### TASK BRIEF
How many lines in these records hold the string "Softpedia"? State only that number.

# START OF STORED RECORDS

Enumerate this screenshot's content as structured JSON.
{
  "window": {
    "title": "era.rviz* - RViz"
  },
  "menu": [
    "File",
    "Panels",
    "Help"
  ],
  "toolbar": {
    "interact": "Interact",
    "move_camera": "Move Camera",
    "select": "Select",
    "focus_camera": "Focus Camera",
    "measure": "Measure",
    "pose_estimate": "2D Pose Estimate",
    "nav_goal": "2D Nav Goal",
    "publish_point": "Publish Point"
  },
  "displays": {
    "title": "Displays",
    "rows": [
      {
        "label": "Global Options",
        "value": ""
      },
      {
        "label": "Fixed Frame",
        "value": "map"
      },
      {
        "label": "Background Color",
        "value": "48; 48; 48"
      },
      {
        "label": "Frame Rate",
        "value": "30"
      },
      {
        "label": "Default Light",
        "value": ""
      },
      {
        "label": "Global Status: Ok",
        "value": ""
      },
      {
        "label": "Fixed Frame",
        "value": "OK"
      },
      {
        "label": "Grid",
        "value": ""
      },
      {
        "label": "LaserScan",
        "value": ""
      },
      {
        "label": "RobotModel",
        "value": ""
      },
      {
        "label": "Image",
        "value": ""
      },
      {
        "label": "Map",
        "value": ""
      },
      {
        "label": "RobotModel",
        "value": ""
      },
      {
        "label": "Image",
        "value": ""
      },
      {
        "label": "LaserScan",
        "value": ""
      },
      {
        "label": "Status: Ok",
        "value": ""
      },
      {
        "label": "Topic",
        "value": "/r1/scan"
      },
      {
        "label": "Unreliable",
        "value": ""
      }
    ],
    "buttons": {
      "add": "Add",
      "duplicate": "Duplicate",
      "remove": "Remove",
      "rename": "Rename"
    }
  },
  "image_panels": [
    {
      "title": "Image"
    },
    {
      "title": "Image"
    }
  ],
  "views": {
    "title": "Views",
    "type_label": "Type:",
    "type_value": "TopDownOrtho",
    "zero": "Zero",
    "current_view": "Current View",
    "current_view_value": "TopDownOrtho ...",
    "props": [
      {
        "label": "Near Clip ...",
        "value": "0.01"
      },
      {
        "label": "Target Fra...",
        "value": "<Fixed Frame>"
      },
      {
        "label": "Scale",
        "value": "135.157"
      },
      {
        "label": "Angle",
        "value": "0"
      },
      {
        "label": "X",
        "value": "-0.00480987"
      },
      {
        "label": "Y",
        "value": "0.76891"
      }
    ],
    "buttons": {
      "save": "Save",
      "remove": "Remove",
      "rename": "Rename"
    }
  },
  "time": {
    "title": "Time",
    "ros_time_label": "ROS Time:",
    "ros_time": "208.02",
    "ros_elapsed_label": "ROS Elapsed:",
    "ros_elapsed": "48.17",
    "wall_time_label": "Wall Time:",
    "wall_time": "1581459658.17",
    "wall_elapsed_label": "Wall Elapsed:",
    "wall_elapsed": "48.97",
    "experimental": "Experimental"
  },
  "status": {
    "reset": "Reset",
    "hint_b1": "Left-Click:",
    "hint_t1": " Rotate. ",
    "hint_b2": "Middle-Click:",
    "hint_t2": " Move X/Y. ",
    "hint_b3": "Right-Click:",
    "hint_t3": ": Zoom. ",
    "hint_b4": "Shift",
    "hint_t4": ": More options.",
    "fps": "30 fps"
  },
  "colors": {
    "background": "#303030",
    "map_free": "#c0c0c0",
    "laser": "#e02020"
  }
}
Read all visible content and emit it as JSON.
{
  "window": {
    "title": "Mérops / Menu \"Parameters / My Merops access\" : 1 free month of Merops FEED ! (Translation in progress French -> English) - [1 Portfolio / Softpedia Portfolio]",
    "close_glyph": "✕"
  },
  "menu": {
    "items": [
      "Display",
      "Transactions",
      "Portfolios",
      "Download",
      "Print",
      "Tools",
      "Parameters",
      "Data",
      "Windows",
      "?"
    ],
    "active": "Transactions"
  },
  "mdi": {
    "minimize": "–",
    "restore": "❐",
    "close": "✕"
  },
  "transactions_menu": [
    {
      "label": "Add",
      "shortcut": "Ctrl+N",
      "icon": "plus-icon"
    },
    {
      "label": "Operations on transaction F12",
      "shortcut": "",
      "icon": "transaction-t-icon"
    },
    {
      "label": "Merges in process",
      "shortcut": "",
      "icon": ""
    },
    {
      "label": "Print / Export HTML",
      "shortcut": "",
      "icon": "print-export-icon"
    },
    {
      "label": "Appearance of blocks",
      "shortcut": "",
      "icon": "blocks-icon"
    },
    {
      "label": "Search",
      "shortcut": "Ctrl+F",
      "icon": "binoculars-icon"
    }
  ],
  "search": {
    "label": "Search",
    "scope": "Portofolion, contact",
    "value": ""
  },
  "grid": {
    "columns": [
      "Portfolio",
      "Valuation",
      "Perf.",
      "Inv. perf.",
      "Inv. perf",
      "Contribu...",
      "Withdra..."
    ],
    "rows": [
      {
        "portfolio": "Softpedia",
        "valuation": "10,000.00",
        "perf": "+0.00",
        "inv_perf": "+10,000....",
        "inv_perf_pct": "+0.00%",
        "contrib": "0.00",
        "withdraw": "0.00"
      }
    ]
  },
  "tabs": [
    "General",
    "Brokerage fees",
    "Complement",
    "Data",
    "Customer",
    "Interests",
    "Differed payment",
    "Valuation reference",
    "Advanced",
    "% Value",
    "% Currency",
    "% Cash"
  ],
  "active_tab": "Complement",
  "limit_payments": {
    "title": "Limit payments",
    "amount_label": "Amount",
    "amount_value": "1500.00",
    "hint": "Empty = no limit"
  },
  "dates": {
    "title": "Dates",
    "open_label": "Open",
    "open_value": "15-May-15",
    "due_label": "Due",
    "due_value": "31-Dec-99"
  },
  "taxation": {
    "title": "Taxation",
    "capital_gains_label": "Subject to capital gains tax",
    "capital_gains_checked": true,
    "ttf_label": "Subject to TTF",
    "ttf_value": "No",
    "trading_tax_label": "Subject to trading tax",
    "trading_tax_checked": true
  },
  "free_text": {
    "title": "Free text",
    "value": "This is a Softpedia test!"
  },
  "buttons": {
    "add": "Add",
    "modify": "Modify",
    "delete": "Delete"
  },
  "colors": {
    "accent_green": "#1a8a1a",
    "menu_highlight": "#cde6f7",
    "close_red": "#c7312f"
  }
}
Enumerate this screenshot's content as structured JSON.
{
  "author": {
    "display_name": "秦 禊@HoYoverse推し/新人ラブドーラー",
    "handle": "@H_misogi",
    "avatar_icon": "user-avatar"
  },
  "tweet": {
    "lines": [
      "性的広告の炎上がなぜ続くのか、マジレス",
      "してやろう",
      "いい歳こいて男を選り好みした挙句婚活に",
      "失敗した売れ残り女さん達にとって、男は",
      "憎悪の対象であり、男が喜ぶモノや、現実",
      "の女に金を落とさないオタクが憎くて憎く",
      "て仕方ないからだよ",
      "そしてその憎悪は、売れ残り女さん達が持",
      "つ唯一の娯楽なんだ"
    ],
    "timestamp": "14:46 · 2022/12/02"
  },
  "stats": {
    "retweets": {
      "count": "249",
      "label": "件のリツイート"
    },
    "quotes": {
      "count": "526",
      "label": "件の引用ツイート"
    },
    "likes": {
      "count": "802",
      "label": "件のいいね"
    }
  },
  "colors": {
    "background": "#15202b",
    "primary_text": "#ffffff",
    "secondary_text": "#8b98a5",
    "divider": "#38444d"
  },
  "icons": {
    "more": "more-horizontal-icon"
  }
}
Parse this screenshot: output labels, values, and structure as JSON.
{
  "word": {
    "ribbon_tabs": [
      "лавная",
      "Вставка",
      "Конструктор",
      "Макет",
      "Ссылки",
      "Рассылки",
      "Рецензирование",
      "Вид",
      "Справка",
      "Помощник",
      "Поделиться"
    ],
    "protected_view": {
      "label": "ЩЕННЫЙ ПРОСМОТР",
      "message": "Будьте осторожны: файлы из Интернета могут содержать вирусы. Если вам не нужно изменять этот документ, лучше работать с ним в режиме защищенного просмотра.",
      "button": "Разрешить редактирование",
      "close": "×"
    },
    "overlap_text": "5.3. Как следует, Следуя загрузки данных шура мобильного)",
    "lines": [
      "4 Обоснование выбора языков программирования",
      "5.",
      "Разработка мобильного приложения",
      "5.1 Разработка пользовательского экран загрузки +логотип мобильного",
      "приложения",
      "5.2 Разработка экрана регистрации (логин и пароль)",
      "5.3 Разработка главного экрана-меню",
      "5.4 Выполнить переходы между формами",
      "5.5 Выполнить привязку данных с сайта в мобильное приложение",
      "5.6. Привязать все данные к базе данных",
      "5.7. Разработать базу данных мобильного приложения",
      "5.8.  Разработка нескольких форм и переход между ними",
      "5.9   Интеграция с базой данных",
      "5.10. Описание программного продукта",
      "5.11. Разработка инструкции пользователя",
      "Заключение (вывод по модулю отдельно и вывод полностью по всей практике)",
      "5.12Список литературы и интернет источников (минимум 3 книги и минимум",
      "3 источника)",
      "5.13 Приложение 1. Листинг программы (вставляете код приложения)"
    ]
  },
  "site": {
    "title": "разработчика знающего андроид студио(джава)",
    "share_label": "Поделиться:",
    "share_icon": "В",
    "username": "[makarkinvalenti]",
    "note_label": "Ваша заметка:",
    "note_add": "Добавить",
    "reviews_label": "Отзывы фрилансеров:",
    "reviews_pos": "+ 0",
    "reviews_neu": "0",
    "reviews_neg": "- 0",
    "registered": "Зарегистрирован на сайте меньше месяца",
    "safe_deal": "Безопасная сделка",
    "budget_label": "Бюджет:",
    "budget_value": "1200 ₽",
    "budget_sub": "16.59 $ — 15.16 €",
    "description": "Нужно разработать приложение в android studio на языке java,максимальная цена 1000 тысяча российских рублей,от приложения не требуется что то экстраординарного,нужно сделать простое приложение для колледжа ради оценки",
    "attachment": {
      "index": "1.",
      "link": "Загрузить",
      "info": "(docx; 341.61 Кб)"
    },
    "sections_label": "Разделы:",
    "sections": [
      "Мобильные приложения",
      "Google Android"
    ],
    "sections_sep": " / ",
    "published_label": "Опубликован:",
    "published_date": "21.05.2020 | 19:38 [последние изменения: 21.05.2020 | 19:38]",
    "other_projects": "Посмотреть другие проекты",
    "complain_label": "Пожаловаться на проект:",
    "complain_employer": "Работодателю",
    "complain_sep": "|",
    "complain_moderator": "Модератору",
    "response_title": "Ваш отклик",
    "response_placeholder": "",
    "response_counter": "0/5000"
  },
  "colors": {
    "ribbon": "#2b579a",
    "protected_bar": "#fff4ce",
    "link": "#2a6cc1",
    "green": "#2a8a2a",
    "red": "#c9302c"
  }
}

# END OF STORED RECORDS

### EXPECTED OUTPUT
3